Dataset listings of figures:

────────────────────────────────────────

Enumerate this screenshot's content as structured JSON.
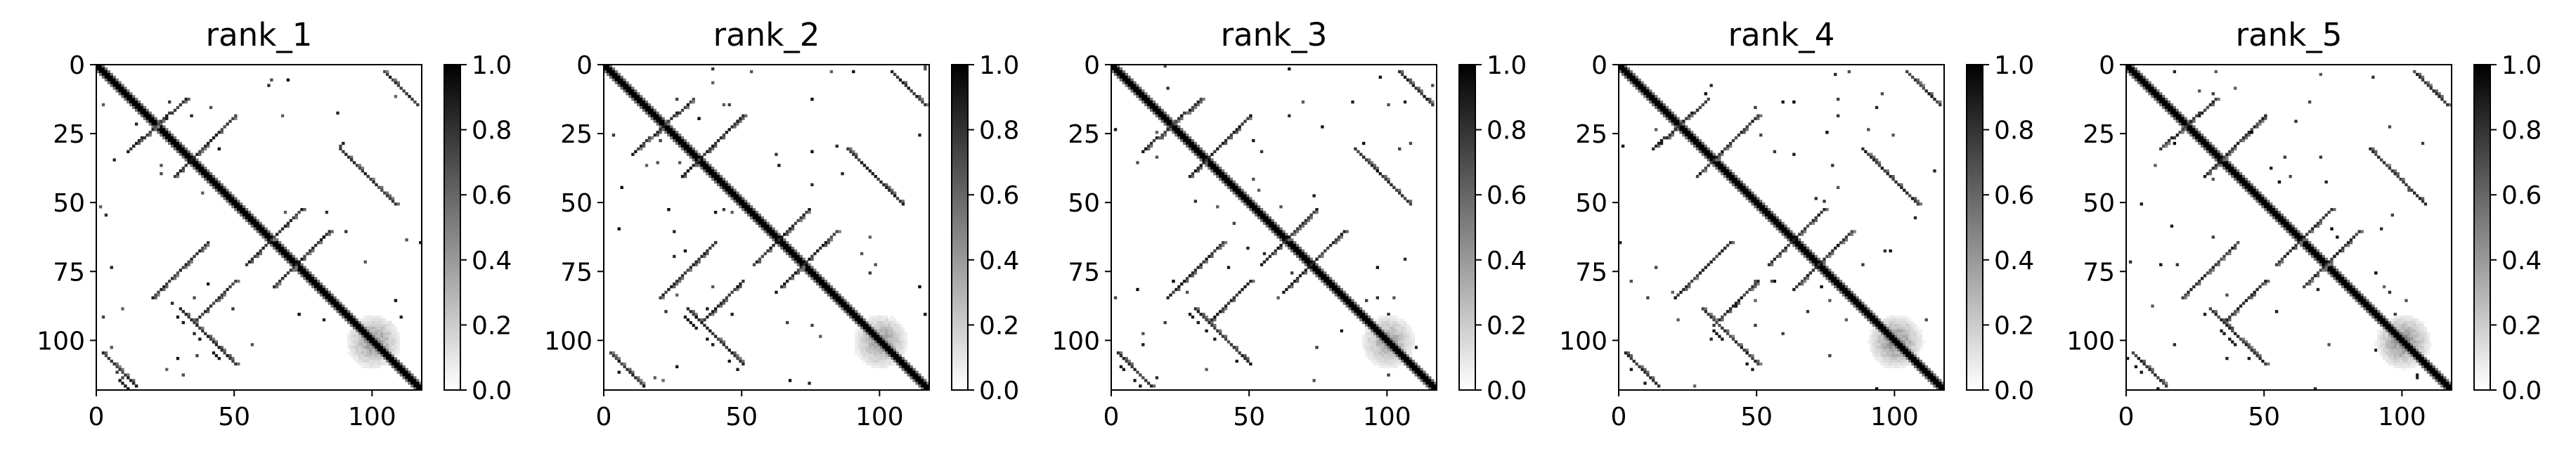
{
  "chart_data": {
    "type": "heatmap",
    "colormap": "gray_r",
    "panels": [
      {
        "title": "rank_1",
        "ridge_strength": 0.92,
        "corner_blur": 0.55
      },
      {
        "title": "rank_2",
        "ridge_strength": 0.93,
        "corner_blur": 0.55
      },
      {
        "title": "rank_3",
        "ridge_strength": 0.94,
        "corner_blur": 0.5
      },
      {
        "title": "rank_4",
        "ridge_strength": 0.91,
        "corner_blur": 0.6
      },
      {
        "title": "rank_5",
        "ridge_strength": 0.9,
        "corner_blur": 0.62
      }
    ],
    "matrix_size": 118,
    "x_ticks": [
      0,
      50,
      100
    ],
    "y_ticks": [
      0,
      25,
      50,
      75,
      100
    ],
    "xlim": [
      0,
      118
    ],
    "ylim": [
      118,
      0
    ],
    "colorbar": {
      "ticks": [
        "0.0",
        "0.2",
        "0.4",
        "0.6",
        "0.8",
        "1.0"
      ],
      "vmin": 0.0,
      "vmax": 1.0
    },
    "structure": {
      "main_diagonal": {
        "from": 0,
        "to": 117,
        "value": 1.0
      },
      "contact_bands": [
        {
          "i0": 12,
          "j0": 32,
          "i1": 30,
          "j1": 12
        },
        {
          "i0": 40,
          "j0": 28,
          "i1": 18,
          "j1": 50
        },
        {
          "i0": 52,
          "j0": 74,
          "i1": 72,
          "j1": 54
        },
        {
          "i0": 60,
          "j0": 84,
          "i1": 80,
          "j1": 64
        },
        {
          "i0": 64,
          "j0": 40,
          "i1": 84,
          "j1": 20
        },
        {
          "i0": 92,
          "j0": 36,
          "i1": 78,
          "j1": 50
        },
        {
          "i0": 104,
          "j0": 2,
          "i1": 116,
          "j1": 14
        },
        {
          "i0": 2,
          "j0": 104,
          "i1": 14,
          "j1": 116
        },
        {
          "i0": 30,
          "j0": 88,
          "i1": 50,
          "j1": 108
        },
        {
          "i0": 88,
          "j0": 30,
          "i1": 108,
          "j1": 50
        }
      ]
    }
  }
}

────────────────────────────────────────

== WHAT NEEDS TO BE DONE ==
Transcribe the full listing above exactly as it stands, minus the pictures.

== THE RESPONSE ==
Enumerate this screenshot's content as structured JSON.
{
  "chart_data": {
    "type": "heatmap",
    "colormap": "gray_r",
    "panels": [
      {
        "title": "rank_1",
        "ridge_strength": 0.92,
        "corner_blur": 0.55
      },
      {
        "title": "rank_2",
        "ridge_strength": 0.93,
        "corner_blur": 0.55
      },
      {
        "title": "rank_3",
        "ridge_strength": 0.94,
        "corner_blur": 0.5
      },
      {
        "title": "rank_4",
        "ridge_strength": 0.91,
        "corner_blur": 0.6
      },
      {
        "title": "rank_5",
        "ridge_strength": 0.9,
        "corner_blur": 0.62
      }
    ],
    "matrix_size": 118,
    "x_ticks": [
      0,
      50,
      100
    ],
    "y_ticks": [
      0,
      25,
      50,
      75,
      100
    ],
    "xlim": [
      0,
      118
    ],
    "ylim": [
      118,
      0
    ],
    "colorbar": {
      "ticks": [
        "0.0",
        "0.2",
        "0.4",
        "0.6",
        "0.8",
        "1.0"
      ],
      "vmin": 0.0,
      "vmax": 1.0
    },
    "structure": {
      "main_diagonal": {
        "from": 0,
        "to": 117,
        "value": 1.0
      },
      "contact_bands": [
        {
          "i0": 12,
          "j0": 32,
          "i1": 30,
          "j1": 12
        },
        {
          "i0": 40,
          "j0": 28,
          "i1": 18,
          "j1": 50
        },
        {
          "i0": 52,
          "j0": 74,
          "i1": 72,
          "j1": 54
        },
        {
          "i0": 60,
          "j0": 84,
          "i1": 80,
          "j1": 64
        },
        {
          "i0": 64,
          "j0": 40,
          "i1": 84,
          "j1": 20
        },
        {
          "i0": 92,
          "j0": 36,
          "i1": 78,
          "j1": 50
        },
        {
          "i0": 104,
          "j0": 2,
          "i1": 116,
          "j1": 14
        },
        {
          "i0": 2,
          "j0": 104,
          "i1": 14,
          "j1": 116
        },
        {
          "i0": 30,
          "j0": 88,
          "i1": 50,
          "j1": 108
        },
        {
          "i0": 88,
          "j0": 30,
          "i1": 108,
          "j1": 50
        }
      ]
    }
  }
}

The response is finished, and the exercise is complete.